* **Instructions for the task**
Locate each line with the string "third" in the listing below and copy it.

Entries from a dataset
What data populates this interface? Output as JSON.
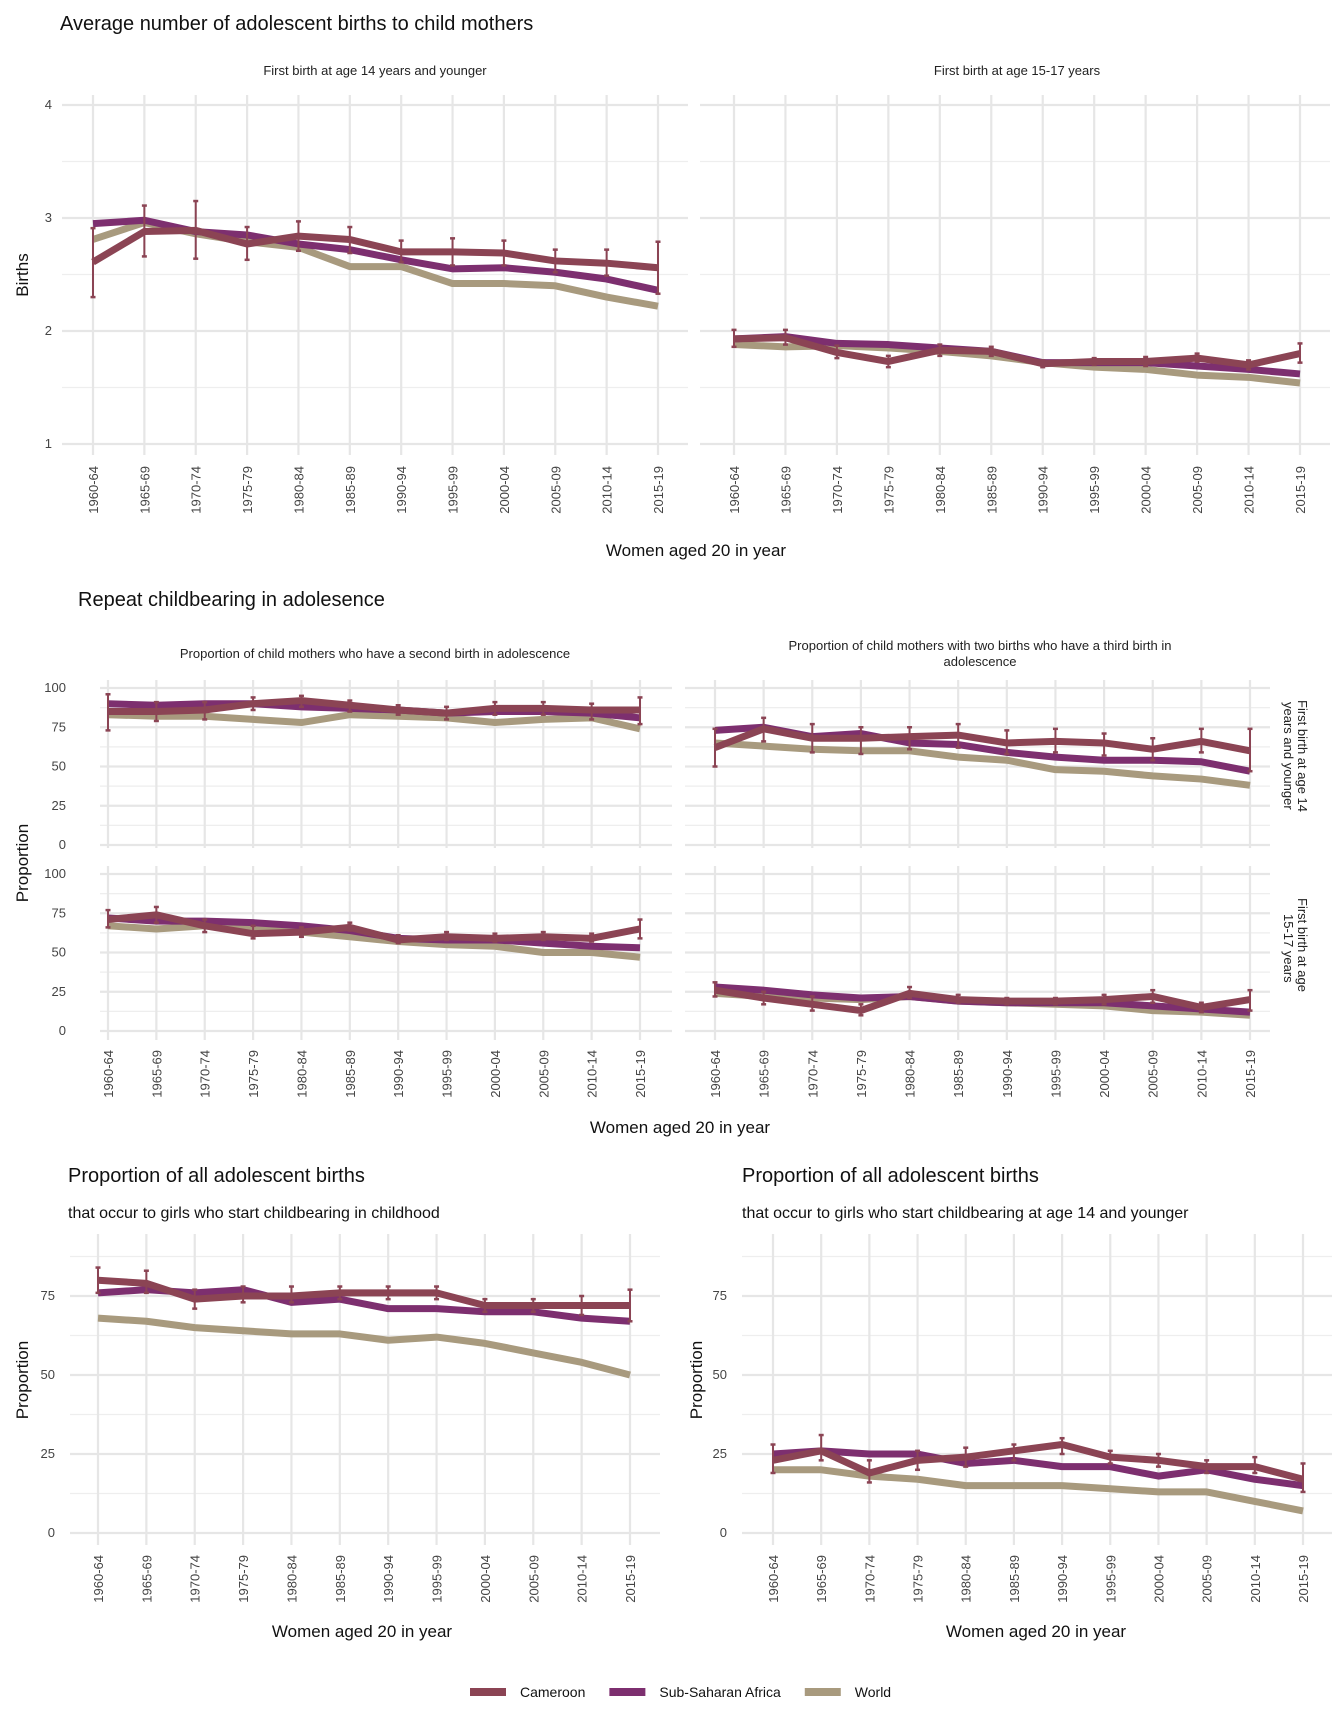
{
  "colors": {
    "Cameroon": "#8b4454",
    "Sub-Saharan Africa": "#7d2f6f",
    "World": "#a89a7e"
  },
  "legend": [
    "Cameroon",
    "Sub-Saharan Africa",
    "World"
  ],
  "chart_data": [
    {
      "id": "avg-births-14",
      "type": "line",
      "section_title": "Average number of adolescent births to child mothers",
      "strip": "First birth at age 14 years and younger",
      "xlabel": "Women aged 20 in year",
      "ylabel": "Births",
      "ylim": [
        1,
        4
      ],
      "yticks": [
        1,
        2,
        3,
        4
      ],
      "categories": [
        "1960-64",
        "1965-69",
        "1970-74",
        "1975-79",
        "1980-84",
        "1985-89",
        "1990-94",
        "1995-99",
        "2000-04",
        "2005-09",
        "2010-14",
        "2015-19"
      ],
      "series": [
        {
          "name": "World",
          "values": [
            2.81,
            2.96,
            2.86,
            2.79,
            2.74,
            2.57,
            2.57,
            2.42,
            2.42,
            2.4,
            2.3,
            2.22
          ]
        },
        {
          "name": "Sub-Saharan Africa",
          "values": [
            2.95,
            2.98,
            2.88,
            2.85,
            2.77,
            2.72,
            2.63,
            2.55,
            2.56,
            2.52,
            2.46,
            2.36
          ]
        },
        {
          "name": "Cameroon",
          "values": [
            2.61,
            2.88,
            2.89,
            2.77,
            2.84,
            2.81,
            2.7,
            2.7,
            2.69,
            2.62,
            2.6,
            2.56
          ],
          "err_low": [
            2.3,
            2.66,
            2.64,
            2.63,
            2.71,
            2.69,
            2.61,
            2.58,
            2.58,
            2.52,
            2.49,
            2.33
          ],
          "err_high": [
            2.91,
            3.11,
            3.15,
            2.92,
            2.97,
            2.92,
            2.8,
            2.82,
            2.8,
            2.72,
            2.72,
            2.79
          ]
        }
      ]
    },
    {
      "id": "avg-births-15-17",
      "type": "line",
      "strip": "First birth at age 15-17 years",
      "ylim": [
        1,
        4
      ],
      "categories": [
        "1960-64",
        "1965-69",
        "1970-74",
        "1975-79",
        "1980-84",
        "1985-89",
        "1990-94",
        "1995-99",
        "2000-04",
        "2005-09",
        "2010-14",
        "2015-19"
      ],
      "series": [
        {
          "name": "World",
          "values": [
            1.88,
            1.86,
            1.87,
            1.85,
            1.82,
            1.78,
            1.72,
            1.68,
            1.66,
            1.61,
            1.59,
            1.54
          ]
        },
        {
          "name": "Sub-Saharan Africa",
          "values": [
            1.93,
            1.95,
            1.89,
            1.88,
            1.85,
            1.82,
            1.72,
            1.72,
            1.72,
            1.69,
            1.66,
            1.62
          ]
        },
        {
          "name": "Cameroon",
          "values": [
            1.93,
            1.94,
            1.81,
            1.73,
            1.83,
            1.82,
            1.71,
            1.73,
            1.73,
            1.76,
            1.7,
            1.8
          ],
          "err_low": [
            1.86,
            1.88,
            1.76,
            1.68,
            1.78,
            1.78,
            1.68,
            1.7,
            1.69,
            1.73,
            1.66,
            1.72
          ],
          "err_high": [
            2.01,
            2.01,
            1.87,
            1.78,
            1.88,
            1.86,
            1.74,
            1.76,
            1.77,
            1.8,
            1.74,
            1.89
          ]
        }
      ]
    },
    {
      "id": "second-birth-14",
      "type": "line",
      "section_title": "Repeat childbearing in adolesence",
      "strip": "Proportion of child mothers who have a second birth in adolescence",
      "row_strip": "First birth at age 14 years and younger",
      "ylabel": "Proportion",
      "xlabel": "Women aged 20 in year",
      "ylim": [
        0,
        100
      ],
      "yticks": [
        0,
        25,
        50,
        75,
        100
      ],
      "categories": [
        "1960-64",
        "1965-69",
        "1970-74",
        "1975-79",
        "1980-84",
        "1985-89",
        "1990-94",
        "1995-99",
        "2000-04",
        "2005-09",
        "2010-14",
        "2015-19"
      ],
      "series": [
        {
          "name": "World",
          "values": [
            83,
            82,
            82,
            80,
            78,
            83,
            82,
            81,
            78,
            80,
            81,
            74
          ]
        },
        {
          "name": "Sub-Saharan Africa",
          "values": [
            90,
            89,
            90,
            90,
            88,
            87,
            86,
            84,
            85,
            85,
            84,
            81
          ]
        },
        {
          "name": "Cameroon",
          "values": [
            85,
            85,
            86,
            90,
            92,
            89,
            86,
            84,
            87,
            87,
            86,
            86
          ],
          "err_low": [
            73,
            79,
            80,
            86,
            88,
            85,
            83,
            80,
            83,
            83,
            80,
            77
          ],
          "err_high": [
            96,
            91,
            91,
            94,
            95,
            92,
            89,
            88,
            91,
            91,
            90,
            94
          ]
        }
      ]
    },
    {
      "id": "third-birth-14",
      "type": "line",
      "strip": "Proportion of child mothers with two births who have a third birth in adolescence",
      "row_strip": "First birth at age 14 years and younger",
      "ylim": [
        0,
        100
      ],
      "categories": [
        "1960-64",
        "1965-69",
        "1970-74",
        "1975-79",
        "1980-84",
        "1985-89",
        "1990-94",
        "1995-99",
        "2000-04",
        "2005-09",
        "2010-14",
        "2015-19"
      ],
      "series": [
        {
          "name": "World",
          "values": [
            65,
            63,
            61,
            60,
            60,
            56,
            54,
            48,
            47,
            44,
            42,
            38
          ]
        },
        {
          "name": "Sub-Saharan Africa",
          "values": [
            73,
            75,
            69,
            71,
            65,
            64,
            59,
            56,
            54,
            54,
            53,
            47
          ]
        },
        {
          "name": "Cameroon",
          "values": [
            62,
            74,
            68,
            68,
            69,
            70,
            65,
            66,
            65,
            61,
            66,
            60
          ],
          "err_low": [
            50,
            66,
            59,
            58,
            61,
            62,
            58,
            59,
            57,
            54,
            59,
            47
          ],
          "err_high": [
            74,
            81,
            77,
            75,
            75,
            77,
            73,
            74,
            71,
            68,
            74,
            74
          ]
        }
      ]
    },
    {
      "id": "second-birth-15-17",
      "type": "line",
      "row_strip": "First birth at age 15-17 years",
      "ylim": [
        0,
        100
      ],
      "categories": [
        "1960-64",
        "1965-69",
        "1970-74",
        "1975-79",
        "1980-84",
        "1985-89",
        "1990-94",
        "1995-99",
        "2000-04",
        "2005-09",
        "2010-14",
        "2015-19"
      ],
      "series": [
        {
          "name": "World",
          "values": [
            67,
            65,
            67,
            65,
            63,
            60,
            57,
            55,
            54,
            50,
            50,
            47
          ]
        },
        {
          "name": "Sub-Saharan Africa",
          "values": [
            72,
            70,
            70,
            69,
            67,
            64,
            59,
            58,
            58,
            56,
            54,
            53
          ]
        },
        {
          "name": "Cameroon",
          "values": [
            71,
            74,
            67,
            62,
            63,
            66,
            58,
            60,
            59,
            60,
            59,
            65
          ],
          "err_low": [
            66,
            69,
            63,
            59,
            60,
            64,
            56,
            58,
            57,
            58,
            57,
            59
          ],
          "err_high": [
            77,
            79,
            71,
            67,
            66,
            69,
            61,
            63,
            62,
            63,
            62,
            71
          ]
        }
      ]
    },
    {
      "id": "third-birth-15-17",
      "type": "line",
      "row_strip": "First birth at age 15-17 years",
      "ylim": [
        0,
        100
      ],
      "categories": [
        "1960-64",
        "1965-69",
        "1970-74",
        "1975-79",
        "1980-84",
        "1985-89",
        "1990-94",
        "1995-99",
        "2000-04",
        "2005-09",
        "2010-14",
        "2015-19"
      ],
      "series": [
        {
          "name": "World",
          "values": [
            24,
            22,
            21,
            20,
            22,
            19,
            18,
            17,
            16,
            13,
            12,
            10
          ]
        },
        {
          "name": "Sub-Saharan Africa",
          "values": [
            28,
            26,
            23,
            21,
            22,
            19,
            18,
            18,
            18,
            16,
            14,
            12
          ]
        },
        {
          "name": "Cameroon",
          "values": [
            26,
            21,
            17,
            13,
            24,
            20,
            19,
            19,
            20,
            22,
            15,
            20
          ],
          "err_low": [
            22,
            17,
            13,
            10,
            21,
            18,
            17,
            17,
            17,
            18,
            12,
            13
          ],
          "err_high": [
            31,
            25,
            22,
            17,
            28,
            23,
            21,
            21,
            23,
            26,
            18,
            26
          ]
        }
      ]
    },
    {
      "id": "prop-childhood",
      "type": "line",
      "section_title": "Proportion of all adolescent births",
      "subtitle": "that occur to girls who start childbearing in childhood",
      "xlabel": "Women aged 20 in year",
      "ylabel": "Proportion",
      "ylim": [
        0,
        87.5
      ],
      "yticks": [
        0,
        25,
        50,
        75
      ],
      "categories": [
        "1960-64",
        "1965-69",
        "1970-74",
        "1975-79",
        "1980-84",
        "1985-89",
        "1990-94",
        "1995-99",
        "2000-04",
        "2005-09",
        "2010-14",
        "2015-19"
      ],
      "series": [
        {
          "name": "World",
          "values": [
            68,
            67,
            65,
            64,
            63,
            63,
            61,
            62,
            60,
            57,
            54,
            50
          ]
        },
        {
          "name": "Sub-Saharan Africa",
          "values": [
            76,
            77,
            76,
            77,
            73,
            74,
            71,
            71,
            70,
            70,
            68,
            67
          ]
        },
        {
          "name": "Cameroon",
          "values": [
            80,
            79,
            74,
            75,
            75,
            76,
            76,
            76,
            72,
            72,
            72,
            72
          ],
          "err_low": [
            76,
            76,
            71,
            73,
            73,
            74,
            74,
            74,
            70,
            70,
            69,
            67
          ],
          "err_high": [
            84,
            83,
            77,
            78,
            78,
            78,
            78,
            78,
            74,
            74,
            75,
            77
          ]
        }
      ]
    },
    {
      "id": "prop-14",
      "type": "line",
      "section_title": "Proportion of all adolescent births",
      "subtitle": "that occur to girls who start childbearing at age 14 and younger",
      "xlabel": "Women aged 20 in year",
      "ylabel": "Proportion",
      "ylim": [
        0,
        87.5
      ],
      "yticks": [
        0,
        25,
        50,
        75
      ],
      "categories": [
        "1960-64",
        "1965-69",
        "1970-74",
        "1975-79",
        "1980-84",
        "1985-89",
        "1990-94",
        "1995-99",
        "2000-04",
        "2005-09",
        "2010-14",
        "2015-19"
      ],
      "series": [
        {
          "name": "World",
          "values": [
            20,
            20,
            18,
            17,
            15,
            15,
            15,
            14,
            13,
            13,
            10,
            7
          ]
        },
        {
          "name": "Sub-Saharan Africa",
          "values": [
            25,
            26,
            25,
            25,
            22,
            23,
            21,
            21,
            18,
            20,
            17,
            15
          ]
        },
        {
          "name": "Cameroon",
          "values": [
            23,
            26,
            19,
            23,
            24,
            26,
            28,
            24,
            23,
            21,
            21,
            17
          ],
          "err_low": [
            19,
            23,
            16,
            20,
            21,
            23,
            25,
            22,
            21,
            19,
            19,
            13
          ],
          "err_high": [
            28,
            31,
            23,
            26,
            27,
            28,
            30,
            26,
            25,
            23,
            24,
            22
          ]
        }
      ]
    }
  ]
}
==
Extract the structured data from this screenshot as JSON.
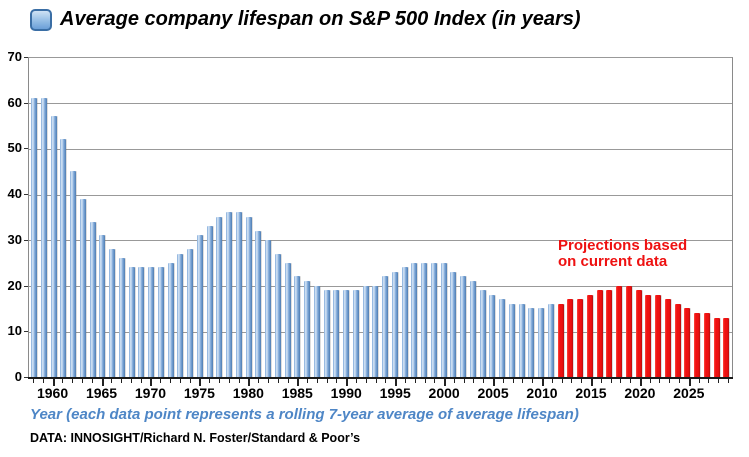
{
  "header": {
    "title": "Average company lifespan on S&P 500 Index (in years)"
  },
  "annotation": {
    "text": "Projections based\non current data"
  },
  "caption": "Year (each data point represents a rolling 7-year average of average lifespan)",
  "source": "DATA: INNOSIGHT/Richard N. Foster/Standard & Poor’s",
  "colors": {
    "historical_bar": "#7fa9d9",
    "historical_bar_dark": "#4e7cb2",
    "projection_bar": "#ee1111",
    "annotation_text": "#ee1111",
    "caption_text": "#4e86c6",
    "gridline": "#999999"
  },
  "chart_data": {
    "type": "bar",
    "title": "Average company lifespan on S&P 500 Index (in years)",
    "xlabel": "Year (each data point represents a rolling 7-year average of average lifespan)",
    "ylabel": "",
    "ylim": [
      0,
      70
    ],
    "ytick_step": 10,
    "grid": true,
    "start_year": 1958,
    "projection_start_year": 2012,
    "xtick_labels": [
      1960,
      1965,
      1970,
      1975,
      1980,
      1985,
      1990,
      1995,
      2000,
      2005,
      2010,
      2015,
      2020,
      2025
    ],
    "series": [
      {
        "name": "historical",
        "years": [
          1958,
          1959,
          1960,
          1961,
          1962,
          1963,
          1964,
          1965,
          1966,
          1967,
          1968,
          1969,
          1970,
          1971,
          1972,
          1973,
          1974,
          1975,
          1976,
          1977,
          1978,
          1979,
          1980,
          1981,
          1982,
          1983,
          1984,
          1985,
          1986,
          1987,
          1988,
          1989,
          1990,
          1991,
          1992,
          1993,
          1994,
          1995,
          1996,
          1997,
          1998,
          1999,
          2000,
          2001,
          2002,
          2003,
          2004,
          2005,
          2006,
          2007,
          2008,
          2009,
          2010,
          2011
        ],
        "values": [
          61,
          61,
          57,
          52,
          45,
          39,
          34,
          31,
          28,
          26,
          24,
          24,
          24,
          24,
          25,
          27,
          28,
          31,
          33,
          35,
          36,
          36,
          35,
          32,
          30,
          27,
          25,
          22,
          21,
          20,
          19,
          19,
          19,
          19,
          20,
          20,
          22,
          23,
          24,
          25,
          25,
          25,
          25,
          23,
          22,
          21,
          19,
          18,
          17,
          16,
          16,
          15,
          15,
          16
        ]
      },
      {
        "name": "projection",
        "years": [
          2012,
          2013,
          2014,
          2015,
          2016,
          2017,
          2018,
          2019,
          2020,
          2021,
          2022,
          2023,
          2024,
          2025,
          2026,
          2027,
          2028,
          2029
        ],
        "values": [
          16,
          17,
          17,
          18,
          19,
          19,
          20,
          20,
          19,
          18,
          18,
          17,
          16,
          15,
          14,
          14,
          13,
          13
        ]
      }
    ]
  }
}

* **Result for this exercise**
      "id": "third-birth-14",
      "strip": "Proportion of child mothers with two births who have a third birth in adolescence",
      "id": "third-birth-15-17",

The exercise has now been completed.